## Start

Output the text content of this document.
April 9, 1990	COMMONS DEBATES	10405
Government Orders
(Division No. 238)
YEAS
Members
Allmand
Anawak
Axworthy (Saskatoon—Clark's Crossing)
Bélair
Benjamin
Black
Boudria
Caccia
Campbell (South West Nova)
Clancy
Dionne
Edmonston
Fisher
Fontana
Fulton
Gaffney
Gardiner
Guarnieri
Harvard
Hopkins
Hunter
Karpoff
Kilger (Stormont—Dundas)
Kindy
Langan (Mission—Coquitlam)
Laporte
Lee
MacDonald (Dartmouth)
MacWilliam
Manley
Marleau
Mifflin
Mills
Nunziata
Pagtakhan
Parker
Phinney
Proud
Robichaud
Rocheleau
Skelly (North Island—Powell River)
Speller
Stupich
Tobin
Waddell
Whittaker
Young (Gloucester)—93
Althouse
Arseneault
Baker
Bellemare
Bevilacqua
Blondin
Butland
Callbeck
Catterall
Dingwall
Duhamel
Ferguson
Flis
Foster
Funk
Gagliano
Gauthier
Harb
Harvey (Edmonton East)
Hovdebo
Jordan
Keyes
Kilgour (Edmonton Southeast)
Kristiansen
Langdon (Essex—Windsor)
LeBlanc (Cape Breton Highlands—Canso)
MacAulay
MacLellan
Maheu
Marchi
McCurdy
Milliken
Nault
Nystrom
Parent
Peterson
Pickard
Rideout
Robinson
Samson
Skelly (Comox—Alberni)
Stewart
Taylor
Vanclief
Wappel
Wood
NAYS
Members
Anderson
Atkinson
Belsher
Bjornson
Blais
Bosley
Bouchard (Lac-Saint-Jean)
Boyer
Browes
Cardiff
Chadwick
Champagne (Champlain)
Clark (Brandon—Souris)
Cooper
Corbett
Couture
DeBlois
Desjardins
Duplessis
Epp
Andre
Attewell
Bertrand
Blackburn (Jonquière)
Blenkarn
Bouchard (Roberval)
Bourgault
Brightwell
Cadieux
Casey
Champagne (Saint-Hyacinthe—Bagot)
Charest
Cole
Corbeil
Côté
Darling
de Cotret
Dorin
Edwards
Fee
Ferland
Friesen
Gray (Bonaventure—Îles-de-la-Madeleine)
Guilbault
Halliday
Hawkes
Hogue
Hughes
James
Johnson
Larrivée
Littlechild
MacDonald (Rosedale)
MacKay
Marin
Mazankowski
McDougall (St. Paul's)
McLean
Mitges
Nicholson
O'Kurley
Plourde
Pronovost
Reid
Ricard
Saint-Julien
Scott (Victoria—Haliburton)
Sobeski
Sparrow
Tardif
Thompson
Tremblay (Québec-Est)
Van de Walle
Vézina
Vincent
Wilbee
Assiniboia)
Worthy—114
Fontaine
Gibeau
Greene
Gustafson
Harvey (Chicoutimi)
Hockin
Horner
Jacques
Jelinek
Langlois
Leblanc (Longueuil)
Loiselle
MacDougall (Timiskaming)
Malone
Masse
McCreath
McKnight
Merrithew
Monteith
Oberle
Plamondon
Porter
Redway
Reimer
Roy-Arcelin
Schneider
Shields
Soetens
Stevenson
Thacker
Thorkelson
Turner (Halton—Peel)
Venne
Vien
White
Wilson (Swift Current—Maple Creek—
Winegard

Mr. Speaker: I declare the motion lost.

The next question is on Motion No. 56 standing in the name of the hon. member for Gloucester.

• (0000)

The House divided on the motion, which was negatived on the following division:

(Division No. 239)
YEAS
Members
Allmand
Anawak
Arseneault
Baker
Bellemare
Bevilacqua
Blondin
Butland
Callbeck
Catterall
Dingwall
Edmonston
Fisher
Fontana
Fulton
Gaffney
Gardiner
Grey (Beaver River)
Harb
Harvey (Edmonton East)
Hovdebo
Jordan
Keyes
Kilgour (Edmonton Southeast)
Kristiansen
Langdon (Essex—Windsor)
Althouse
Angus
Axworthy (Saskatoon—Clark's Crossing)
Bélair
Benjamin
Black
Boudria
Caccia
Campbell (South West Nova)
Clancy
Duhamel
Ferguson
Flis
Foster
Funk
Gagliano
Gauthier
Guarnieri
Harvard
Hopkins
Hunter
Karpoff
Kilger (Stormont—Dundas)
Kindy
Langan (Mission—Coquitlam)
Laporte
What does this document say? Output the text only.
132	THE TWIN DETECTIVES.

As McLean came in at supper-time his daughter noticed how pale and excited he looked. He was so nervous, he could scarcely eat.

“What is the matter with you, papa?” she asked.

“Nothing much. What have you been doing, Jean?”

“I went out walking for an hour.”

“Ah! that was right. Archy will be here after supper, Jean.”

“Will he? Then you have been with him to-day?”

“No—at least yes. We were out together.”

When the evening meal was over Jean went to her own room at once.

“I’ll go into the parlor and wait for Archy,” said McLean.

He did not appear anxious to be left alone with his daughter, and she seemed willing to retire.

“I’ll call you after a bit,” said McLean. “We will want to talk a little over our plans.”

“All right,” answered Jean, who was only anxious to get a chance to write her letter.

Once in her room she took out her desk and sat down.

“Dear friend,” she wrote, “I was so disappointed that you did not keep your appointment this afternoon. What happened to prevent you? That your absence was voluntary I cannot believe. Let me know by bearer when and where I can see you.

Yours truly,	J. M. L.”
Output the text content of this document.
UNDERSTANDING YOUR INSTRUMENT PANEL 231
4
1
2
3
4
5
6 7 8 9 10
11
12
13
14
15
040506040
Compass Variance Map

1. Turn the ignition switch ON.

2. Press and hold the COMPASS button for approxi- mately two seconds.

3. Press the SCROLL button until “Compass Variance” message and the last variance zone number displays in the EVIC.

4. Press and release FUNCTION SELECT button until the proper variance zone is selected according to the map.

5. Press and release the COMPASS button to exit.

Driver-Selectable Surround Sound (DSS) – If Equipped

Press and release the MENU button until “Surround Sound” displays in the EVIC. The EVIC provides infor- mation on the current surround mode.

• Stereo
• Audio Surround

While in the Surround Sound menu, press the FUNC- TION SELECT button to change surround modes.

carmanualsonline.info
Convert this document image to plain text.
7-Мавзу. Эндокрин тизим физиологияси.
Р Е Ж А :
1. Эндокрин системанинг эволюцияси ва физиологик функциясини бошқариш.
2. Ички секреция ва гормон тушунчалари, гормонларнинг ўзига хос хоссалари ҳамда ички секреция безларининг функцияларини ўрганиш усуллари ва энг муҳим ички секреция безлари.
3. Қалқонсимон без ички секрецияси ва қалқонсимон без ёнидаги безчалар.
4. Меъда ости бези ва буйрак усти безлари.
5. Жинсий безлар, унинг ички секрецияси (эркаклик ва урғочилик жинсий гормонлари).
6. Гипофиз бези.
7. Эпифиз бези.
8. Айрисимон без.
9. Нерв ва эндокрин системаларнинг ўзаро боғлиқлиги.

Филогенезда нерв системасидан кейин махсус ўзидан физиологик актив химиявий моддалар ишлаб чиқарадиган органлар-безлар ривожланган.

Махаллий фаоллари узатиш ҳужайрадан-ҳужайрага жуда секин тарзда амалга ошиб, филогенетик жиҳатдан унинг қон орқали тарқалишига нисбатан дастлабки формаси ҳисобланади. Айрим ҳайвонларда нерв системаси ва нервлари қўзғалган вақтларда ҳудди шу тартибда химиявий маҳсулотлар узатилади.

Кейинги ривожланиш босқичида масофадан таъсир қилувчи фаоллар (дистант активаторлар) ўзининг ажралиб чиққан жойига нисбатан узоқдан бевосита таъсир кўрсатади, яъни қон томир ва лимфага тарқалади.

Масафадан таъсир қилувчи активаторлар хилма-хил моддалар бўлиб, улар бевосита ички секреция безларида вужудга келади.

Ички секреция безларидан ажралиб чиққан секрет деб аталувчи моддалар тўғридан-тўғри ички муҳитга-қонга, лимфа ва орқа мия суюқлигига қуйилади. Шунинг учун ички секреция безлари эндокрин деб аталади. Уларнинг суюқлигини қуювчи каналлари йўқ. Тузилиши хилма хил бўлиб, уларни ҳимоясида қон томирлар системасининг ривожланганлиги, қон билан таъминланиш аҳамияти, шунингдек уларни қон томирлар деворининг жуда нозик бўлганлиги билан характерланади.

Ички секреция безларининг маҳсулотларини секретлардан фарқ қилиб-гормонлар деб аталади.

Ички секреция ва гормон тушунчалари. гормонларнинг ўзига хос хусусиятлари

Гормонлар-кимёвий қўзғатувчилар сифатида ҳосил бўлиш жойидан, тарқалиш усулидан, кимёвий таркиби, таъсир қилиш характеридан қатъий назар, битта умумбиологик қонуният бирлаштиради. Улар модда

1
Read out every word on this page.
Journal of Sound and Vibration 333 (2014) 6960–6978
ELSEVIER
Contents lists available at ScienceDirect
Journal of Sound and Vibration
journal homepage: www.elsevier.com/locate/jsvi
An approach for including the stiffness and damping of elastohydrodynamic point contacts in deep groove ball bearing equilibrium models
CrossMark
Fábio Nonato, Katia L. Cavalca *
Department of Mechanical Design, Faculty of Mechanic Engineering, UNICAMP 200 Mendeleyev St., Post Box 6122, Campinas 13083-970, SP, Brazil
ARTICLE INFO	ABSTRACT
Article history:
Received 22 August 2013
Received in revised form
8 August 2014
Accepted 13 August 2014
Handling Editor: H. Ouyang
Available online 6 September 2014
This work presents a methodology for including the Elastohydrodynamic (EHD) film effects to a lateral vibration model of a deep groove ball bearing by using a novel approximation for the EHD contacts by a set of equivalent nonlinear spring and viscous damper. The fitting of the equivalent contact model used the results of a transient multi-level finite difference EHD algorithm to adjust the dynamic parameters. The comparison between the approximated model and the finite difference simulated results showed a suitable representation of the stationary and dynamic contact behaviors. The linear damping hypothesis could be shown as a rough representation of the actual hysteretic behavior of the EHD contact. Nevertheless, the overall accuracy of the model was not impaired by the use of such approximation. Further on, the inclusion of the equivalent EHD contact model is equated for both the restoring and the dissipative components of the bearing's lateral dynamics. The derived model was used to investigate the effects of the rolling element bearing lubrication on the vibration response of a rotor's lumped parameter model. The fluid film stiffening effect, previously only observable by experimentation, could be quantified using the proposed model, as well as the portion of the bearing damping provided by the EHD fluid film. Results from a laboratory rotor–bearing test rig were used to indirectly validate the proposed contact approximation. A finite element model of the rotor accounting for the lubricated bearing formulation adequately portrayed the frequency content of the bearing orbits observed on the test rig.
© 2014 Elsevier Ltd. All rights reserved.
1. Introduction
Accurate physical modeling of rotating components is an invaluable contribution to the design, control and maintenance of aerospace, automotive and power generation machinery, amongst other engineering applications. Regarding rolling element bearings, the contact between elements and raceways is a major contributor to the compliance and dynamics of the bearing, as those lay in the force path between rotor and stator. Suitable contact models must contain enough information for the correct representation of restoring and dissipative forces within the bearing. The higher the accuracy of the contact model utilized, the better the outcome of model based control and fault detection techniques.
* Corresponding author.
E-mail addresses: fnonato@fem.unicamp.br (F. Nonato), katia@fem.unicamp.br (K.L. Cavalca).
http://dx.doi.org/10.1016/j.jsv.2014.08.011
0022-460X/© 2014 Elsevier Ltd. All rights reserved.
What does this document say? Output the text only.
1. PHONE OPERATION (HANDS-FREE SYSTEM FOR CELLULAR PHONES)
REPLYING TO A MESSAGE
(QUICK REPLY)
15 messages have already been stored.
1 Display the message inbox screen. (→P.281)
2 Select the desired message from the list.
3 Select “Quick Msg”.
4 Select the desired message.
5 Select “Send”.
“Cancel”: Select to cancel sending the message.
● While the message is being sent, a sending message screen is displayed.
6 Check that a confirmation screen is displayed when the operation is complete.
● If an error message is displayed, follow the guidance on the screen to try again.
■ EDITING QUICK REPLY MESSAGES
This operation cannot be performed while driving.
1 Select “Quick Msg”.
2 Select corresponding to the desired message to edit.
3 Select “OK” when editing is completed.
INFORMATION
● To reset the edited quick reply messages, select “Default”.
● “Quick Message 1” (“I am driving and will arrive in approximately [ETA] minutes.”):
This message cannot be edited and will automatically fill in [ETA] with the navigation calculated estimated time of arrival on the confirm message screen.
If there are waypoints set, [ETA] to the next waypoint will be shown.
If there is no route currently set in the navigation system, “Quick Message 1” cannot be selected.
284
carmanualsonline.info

## End

→ **TASK DETAILS**: Check each line of the records above for "could", and copy those that have it.

→ **RESPONSE TO THE TASK**:
As McLean came in at supper-time his daughter noticed how pale and excited he looked. He was so nervous, he could scarcely eat.
This work presents a methodology for including the Elastohydrodynamic (EHD) film effects to a lateral vibration model of a deep groove ball bearing by using a novel approximation for the EHD contacts by a set of equivalent nonlinear spring and viscous damper. The fitting of the equivalent contact model used the results of a transient multi-level finite difference EHD algorithm to adjust the dynamic parameters. The comparison between the approximated model and the finite difference simulated results showed a suitable representation of the stationary and dynamic contact behaviors. The linear damping hypothesis could be shown as a rough representation of the actual hysteretic behavior of the EHD contact. Nevertheless, the overall accuracy of the model was not impaired by the use of such approximation. Further on, the inclusion of the equivalent EHD contact model is equated for both the restoring and the dissipative components of the bearing's lateral dynamics. The derived model was used to investigate the effects of the rolling element bearing lubrication on the vibration response of a rotor's lumped parameter model. The fluid film stiffening effect, previously only observable by experimentation, could be quantified using the proposed model, as well as the portion of the bearing damping provided by the EHD fluid film. Results from a laboratory rotor–bearing test rig were used to indirectly validate the proposed contact approximation. A finite element model of the rotor accounting for the lubricated bearing formulation adequately portrayed the frequency content of the bearing orbits observed on the test rig.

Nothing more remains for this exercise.